Filter the records below down to lines containing "mois".

#### Data to process:
☆ ☆ ☆ ☆

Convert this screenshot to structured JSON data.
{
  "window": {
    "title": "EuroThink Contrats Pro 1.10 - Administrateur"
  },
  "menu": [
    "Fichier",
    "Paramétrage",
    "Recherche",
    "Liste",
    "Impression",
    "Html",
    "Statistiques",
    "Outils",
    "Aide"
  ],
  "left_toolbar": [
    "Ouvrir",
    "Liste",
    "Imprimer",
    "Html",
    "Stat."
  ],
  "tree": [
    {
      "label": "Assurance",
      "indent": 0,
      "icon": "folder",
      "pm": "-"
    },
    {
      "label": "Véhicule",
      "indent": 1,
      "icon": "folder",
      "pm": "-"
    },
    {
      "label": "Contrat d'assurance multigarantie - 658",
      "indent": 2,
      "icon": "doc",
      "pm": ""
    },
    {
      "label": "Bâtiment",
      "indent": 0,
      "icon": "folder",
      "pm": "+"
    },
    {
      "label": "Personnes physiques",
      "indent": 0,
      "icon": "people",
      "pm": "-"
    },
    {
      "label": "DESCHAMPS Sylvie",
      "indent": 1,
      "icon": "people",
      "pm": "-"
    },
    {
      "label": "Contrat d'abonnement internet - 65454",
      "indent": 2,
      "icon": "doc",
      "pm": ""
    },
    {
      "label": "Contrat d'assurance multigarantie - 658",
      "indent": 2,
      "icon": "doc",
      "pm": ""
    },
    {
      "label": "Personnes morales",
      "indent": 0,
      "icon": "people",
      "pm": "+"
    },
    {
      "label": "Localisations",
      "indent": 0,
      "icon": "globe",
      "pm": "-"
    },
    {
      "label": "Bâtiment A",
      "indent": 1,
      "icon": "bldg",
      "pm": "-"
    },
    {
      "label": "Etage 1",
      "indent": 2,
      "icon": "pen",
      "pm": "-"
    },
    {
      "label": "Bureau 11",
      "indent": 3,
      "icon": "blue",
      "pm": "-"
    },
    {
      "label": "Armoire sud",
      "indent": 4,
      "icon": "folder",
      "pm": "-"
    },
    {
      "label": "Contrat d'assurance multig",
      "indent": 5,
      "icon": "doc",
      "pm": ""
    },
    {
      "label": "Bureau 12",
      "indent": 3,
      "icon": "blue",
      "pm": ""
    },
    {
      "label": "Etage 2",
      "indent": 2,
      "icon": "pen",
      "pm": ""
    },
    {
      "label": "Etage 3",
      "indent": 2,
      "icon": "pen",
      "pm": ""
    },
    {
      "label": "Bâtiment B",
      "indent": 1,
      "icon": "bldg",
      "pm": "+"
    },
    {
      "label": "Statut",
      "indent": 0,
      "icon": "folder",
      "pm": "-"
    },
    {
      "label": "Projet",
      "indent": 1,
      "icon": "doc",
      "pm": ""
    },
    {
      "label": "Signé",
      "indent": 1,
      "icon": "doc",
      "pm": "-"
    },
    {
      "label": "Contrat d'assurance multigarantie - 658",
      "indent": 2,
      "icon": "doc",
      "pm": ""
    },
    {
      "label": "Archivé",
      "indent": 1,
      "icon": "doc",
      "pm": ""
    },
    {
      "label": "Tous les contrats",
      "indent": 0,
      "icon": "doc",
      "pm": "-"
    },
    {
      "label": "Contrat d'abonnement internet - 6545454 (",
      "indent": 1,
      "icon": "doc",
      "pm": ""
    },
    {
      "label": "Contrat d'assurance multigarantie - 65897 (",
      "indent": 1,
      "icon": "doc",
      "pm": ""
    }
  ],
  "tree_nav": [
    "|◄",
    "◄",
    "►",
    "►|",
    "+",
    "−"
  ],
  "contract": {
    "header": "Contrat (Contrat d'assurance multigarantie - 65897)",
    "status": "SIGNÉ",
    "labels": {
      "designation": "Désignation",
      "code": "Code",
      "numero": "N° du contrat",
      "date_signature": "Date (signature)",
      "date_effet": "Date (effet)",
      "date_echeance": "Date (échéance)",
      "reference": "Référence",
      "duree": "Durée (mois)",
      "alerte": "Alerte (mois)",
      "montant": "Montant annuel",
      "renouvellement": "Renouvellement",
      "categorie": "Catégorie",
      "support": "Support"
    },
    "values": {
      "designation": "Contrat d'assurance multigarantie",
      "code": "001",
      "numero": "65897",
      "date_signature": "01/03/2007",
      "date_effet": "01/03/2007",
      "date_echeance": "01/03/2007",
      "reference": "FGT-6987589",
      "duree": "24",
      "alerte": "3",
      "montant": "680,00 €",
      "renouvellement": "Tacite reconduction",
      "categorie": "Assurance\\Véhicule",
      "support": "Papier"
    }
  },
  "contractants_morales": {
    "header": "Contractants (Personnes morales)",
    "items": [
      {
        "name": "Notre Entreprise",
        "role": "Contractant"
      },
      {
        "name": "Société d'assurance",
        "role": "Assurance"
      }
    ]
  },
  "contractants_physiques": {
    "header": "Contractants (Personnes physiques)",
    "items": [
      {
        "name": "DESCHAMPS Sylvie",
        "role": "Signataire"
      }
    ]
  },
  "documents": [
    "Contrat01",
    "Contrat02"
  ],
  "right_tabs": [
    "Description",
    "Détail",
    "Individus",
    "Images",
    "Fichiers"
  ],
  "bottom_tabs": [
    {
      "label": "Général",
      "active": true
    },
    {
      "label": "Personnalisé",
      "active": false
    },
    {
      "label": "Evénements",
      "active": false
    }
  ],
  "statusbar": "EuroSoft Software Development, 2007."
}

☆ ☆ ☆ ☆

#### Worked answer:
      "duree": "Durée (mois)",
      "alerte": "Alerte (mois)",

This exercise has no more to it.